What you are asked to do
Only the lines from the one with "What does this" through the final line should be given again, exactly as they appear, minus the pictures.

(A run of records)

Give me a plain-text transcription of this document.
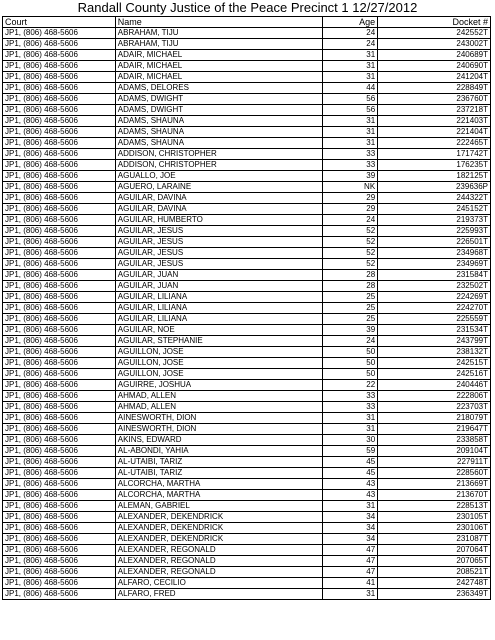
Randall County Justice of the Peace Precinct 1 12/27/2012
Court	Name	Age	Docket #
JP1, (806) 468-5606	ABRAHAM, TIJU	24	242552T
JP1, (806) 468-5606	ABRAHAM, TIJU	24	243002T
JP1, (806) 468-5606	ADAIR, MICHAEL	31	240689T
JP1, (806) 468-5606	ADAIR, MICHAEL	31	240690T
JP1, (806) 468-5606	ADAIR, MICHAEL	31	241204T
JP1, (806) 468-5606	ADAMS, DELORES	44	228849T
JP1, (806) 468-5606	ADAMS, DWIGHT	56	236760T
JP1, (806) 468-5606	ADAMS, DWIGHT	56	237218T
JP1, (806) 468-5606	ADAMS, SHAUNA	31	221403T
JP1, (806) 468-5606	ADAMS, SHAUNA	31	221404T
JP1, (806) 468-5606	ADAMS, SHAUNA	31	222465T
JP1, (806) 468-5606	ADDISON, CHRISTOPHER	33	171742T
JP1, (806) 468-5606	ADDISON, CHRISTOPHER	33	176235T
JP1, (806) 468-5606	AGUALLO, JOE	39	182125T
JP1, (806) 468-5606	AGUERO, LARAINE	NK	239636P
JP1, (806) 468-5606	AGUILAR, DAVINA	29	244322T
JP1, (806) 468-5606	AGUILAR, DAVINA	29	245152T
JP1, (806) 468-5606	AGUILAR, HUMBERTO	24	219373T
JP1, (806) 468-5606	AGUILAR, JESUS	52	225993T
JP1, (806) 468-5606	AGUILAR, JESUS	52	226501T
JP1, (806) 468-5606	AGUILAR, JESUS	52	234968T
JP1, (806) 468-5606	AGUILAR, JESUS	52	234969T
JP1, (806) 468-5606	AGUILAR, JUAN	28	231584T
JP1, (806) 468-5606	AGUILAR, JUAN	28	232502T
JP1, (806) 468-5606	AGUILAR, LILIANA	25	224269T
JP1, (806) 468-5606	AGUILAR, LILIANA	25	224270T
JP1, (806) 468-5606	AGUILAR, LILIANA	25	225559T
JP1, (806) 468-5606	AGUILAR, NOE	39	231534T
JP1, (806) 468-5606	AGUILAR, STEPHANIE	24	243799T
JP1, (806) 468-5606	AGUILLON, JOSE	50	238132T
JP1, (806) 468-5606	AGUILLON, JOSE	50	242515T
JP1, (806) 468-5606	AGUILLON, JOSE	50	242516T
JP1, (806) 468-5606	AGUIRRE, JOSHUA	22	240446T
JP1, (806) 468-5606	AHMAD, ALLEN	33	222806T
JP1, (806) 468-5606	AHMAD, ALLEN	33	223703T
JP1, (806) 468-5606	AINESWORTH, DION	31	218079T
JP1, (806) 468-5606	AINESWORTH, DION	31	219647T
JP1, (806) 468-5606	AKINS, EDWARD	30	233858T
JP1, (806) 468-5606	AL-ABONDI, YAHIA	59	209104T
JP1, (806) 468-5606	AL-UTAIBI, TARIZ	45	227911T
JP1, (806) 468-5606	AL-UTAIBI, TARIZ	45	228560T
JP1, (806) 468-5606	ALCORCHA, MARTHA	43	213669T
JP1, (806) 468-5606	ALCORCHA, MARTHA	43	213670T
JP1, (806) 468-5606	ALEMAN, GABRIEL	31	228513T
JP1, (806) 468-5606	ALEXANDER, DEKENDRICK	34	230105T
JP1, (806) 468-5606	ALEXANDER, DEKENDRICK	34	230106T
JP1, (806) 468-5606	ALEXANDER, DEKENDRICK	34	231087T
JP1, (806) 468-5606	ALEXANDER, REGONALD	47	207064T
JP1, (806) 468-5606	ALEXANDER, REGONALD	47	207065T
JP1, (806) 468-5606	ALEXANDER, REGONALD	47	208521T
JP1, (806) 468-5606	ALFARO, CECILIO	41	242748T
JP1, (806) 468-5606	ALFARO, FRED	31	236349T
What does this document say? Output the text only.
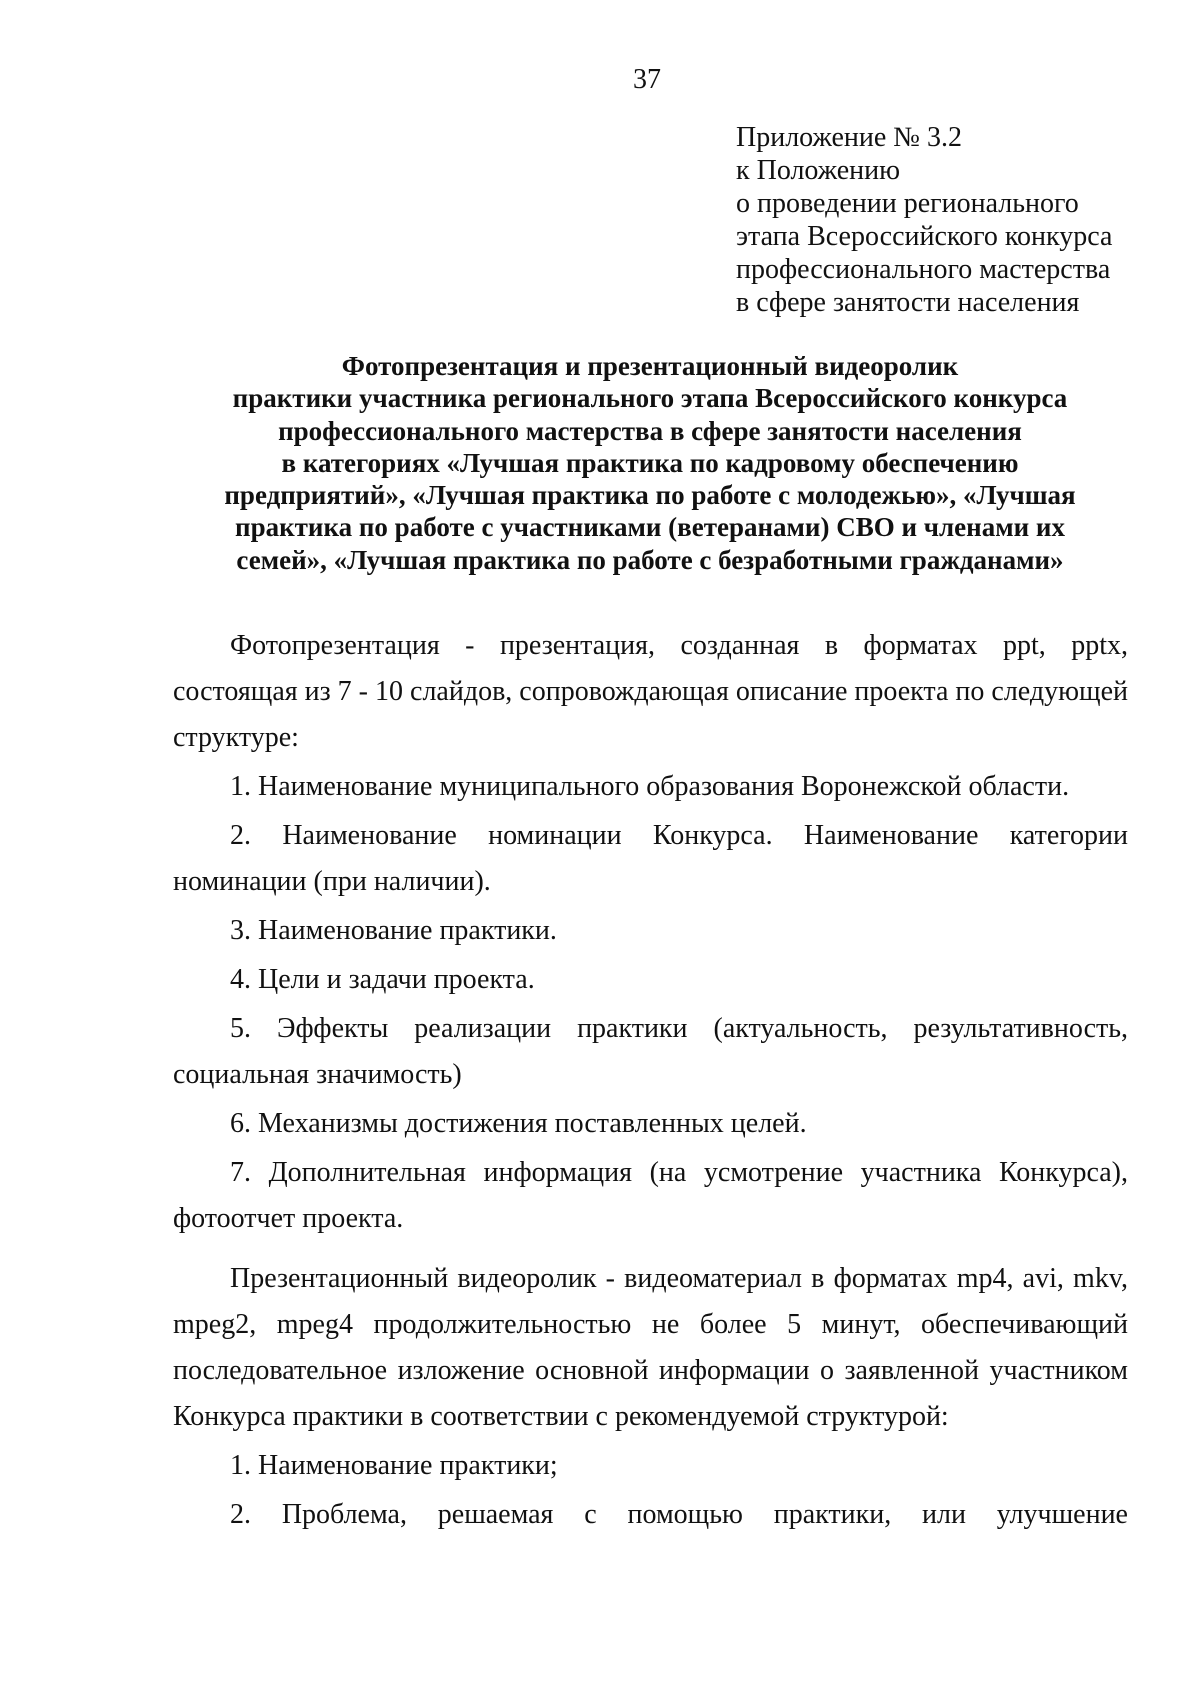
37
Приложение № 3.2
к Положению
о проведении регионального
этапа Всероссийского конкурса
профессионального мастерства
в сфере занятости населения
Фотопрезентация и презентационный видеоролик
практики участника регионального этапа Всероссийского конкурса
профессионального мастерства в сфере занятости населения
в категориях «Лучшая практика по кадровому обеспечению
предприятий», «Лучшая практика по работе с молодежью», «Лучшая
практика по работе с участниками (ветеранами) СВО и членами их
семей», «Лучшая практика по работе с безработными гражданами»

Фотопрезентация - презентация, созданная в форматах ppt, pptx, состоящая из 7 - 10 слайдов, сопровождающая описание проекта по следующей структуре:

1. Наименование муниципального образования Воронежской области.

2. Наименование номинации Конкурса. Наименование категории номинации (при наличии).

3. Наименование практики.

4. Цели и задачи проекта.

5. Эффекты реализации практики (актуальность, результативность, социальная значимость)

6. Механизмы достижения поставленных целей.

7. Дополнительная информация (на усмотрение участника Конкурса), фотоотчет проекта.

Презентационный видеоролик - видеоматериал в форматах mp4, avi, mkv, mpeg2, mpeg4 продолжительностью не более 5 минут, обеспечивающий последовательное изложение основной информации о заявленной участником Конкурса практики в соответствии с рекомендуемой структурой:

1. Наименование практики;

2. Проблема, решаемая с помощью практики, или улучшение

Task response
What does this document say? Output the text only.
37
Приложение № 3.2
к Положению
о проведении регионального
этапа Всероссийского конкурса
профессионального мастерства
в сфере занятости населения
Фотопрезентация и презентационный видеоролик
практики участника регионального этапа Всероссийского конкурса
профессионального мастерства в сфере занятости населения
в категориях «Лучшая практика по кадровому обеспечению
предприятий», «Лучшая практика по работе с молодежью», «Лучшая
практика по работе с участниками (ветеранами) СВО и членами их
семей», «Лучшая практика по работе с безработными гражданами»

Фотопрезентация - презентация, созданная в форматах ppt, pptx, состоящая из 7 - 10 слайдов, сопровождающая описание проекта по следующей структуре:

1. Наименование муниципального образования Воронежской области.

2. Наименование номинации Конкурса. Наименование категории номинации (при наличии).

3. Наименование практики.

4. Цели и задачи проекта.

5. Эффекты реализации практики (актуальность, результативность, социальная значимость)

6. Механизмы достижения поставленных целей.

7. Дополнительная информация (на усмотрение участника Конкурса), фотоотчет проекта.

Презентационный видеоролик - видеоматериал в форматах mp4, avi, mkv, mpeg2, mpeg4 продолжительностью не более 5 минут, обеспечивающий последовательное изложение основной информации о заявленной участником Конкурса практики в соответствии с рекомендуемой структурой:

1. Наименование практики;

2. Проблема, решаемая с помощью практики, или улучшение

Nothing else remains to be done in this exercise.